Instructions for the task
A line counts if it contains the string "alone"; say how many such lines there are, giving only the number.

Records provided
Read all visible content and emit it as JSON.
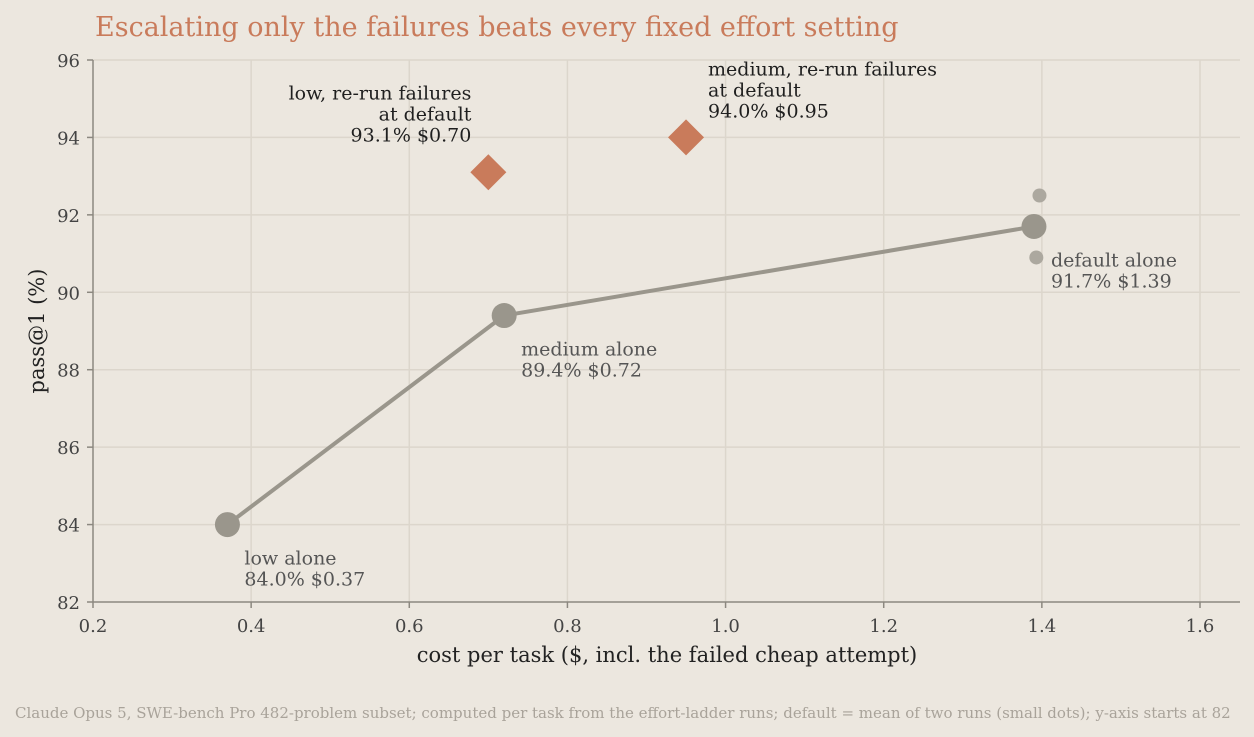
{
  "chart_data": {
    "type": "scatter",
    "title": "Escalating only the failures beats every fixed effort setting",
    "xlabel": "cost per task ($, incl. the failed cheap attempt)",
    "ylabel": "pass@1 (%)",
    "xlim": [
      0.2,
      1.65
    ],
    "ylim": [
      82,
      96
    ],
    "xticks": [
      "0.2",
      "0.4",
      "0.6",
      "0.8",
      "1.0",
      "1.2",
      "1.4",
      "1.6"
    ],
    "yticks": [
      "82",
      "84",
      "86",
      "88",
      "90",
      "92",
      "94",
      "96"
    ],
    "grid": true,
    "colors": {
      "fixed": "#9a968c",
      "escalate": "#c97b5b",
      "title": "#c97b5b"
    },
    "fixed_effort": [
      {
        "x": 0.37,
        "y": 84.0,
        "label_lines": [
          "low alone",
          "84.0%  $0.37"
        ]
      },
      {
        "x": 0.72,
        "y": 89.4,
        "label_lines": [
          "medium alone",
          "89.4%  $0.72"
        ]
      },
      {
        "x": 1.39,
        "y": 91.7,
        "label_lines": [
          "default alone",
          "91.7%  $1.39"
        ]
      }
    ],
    "default_runs": [
      {
        "x": 1.397,
        "y": 92.5
      },
      {
        "x": 1.393,
        "y": 90.9
      }
    ],
    "escalation": [
      {
        "x": 0.7,
        "y": 93.1,
        "label_lines": [
          "low, re-run failures",
          "at default",
          "93.1%  $0.70"
        ]
      },
      {
        "x": 0.95,
        "y": 94.0,
        "label_lines": [
          "medium, re-run failures",
          "at default",
          "94.0%  $0.95"
        ]
      }
    ],
    "footnote": "Claude Opus 5, SWE-bench Pro 482-problem subset; computed per task from the effort-ladder runs; default = mean of two runs (small dots); y-axis starts at 82"
  }
}
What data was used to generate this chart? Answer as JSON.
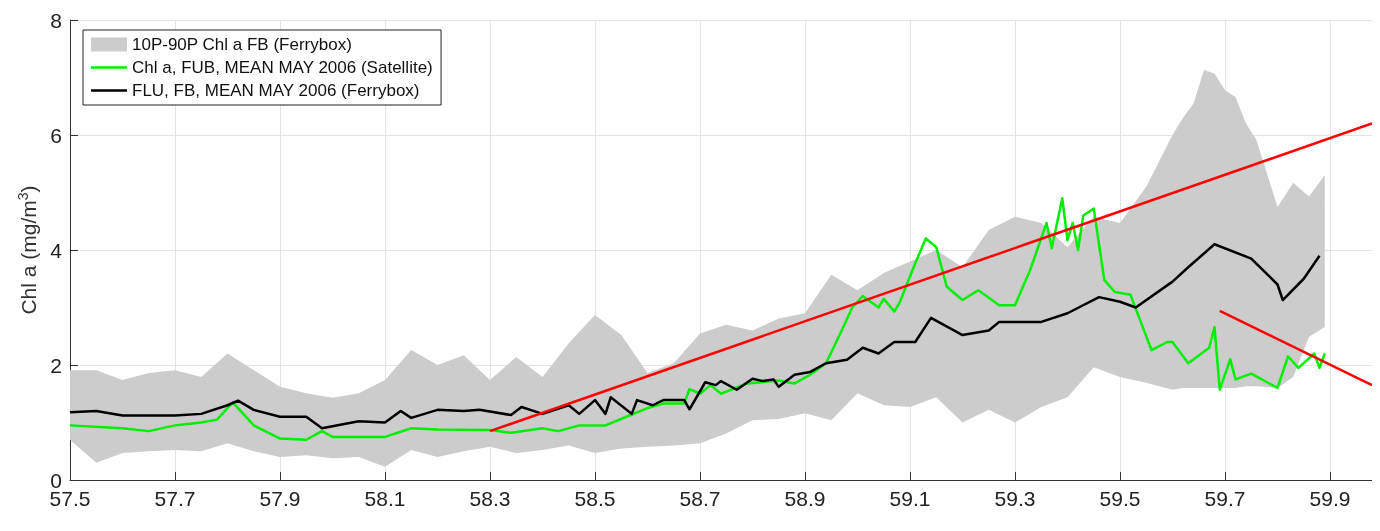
{
  "chart_data": {
    "type": "line",
    "ylabel": "Chl a (mg/m$^{3}$)",
    "xlim": [
      57.5,
      59.98
    ],
    "xticks": [
      57.5,
      57.7,
      57.9,
      58.1,
      58.3,
      58.5,
      58.7,
      58.9,
      59.1,
      59.3,
      59.5,
      59.7,
      59.9
    ],
    "ylim": [
      0,
      8
    ],
    "yticks": [
      0,
      2,
      4,
      6,
      8
    ],
    "grid": true,
    "legend": "top left",
    "marker": "none",
    "series": [
      {
        "type": "area",
        "name": "10P-90P Chl a FB (Ferrybox)",
        "color": "#cccccc",
        "x": [
          57.5,
          57.55,
          57.6,
          57.65,
          57.7,
          57.75,
          57.8,
          57.85,
          57.9,
          57.95,
          58.0,
          58.05,
          58.1,
          58.15,
          58.2,
          58.25,
          58.3,
          58.35,
          58.4,
          58.45,
          58.5,
          58.55,
          58.6,
          58.65,
          58.7,
          58.75,
          58.8,
          58.85,
          58.9,
          58.95,
          59.0,
          59.05,
          59.1,
          59.15,
          59.2,
          59.25,
          59.3,
          59.35,
          59.4,
          59.45,
          59.5,
          59.55,
          59.6,
          59.62,
          59.64,
          59.66,
          59.68,
          59.7,
          59.72,
          59.74,
          59.76,
          59.8,
          59.83,
          59.86,
          59.89
        ],
        "upper": [
          1.91,
          1.91,
          1.74,
          1.86,
          1.91,
          1.79,
          2.2,
          1.91,
          1.62,
          1.51,
          1.43,
          1.51,
          1.74,
          2.26,
          2.0,
          2.17,
          1.74,
          2.14,
          1.79,
          2.38,
          2.87,
          2.52,
          1.86,
          2.03,
          2.55,
          2.7,
          2.6,
          2.81,
          2.9,
          3.57,
          3.3,
          3.6,
          3.8,
          4.0,
          3.7,
          4.35,
          4.58,
          4.47,
          4.05,
          4.58,
          4.47,
          5.1,
          6.0,
          6.3,
          6.55,
          7.13,
          7.07,
          6.78,
          6.66,
          6.2,
          5.91,
          4.75,
          5.17,
          4.93,
          5.3
        ],
        "values": [
          null,
          null,
          null,
          null,
          null,
          null,
          null,
          null,
          null,
          null,
          null,
          null,
          null,
          null,
          null,
          null,
          null,
          null,
          null,
          null,
          null,
          null,
          null,
          null,
          null,
          null,
          null,
          null,
          null,
          null,
          null,
          null,
          null,
          null,
          null,
          null,
          null,
          null,
          null,
          null,
          null,
          null,
          null,
          null,
          null,
          null,
          null,
          null,
          null,
          null,
          null,
          null,
          null,
          null,
          null
        ],
        "lower": [
          0.7,
          0.3,
          0.47,
          0.5,
          0.52,
          0.5,
          0.64,
          0.5,
          0.4,
          0.43,
          0.38,
          0.4,
          0.23,
          0.52,
          0.4,
          0.5,
          0.58,
          0.47,
          0.52,
          0.6,
          0.47,
          0.55,
          0.58,
          0.6,
          0.64,
          0.81,
          1.04,
          1.06,
          1.16,
          1.04,
          1.51,
          1.3,
          1.27,
          1.44,
          1.0,
          1.22,
          1.0,
          1.27,
          1.44,
          1.96,
          1.79,
          1.69,
          1.57,
          1.6,
          1.6,
          1.6,
          1.6,
          1.6,
          1.6,
          1.63,
          1.63,
          1.6,
          1.79,
          2.49,
          2.66
        ]
      },
      {
        "name": "Chl a, FUB, MEAN MAY 2006 (Satellite)",
        "color": "#00ee00",
        "x": [
          57.5,
          57.6,
          57.65,
          57.7,
          57.75,
          57.78,
          57.81,
          57.85,
          57.9,
          57.95,
          57.98,
          58.0,
          58.05,
          58.1,
          58.15,
          58.2,
          58.3,
          58.34,
          58.4,
          58.43,
          58.47,
          58.52,
          58.56,
          58.6,
          58.63,
          58.67,
          58.68,
          58.7,
          58.72,
          58.74,
          58.79,
          58.85,
          58.88,
          58.91,
          58.94,
          58.97,
          58.99,
          59.01,
          59.04,
          59.05,
          59.07,
          59.08,
          59.11,
          59.13,
          59.15,
          59.17,
          59.2,
          59.23,
          59.27,
          59.3,
          59.33,
          59.36,
          59.37,
          59.39,
          59.4,
          59.41,
          59.42,
          59.43,
          59.45,
          59.47,
          59.49,
          59.52,
          59.56,
          59.59,
          59.6,
          59.63,
          59.67,
          59.68,
          59.69,
          59.71,
          59.72,
          59.75,
          59.78,
          59.8,
          59.82,
          59.84,
          59.87,
          59.88,
          59.89
        ],
        "values": [
          0.95,
          0.9,
          0.85,
          0.95,
          1.0,
          1.05,
          1.35,
          0.95,
          0.72,
          0.7,
          0.85,
          0.75,
          0.75,
          0.75,
          0.9,
          0.88,
          0.87,
          0.82,
          0.9,
          0.85,
          0.95,
          0.95,
          1.1,
          1.25,
          1.33,
          1.33,
          1.58,
          1.5,
          1.65,
          1.5,
          1.68,
          1.73,
          1.68,
          1.83,
          2.03,
          2.6,
          3.0,
          3.2,
          3.0,
          3.15,
          2.93,
          3.08,
          3.77,
          4.2,
          4.05,
          3.36,
          3.13,
          3.3,
          3.04,
          3.04,
          3.68,
          4.47,
          4.03,
          4.9,
          4.17,
          4.47,
          4.0,
          4.6,
          4.72,
          3.48,
          3.27,
          3.22,
          2.26,
          2.4,
          2.4,
          2.03,
          2.3,
          2.66,
          1.57,
          2.1,
          1.75,
          1.85,
          1.7,
          1.6,
          2.15,
          1.95,
          2.2,
          1.95,
          2.2
        ]
      },
      {
        "name": "FLU, FB, MEAN MAY 2006 (Ferrybox)",
        "color": "#000000",
        "x": [
          57.5,
          57.55,
          57.6,
          57.65,
          57.7,
          57.75,
          57.8,
          57.82,
          57.85,
          57.9,
          57.95,
          57.98,
          58.05,
          58.1,
          58.13,
          58.15,
          58.2,
          58.25,
          58.28,
          58.34,
          58.36,
          58.4,
          58.45,
          58.47,
          58.5,
          58.52,
          58.53,
          58.57,
          58.58,
          58.61,
          58.63,
          58.67,
          58.68,
          58.71,
          58.73,
          58.74,
          58.77,
          58.8,
          58.82,
          58.84,
          58.85,
          58.88,
          58.91,
          58.94,
          58.98,
          59.01,
          59.04,
          59.07,
          59.11,
          59.14,
          59.2,
          59.25,
          59.27,
          59.35,
          59.4,
          59.46,
          59.5,
          59.53,
          59.6,
          59.63,
          59.68,
          59.75,
          59.8,
          59.81,
          59.85,
          59.88
        ],
        "values": [
          1.18,
          1.2,
          1.12,
          1.12,
          1.12,
          1.15,
          1.3,
          1.38,
          1.22,
          1.1,
          1.1,
          0.9,
          1.02,
          1.0,
          1.2,
          1.08,
          1.22,
          1.2,
          1.22,
          1.13,
          1.27,
          1.15,
          1.3,
          1.15,
          1.39,
          1.15,
          1.44,
          1.15,
          1.39,
          1.3,
          1.39,
          1.39,
          1.23,
          1.7,
          1.65,
          1.72,
          1.57,
          1.76,
          1.72,
          1.75,
          1.62,
          1.83,
          1.88,
          2.03,
          2.09,
          2.3,
          2.2,
          2.4,
          2.4,
          2.82,
          2.52,
          2.6,
          2.75,
          2.75,
          2.9,
          3.18,
          3.1,
          3.0,
          3.45,
          3.7,
          4.1,
          3.85,
          3.4,
          3.13,
          3.5,
          3.9
        ]
      },
      {
        "color": "#ff0000",
        "x": [
          58.3,
          59.98
        ],
        "values": [
          0.85,
          6.2
        ]
      },
      {
        "color": "#ff0000",
        "x": [
          59.69,
          59.98
        ],
        "values": [
          2.94,
          1.65
        ]
      }
    ]
  }
}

Solution for this exercise
3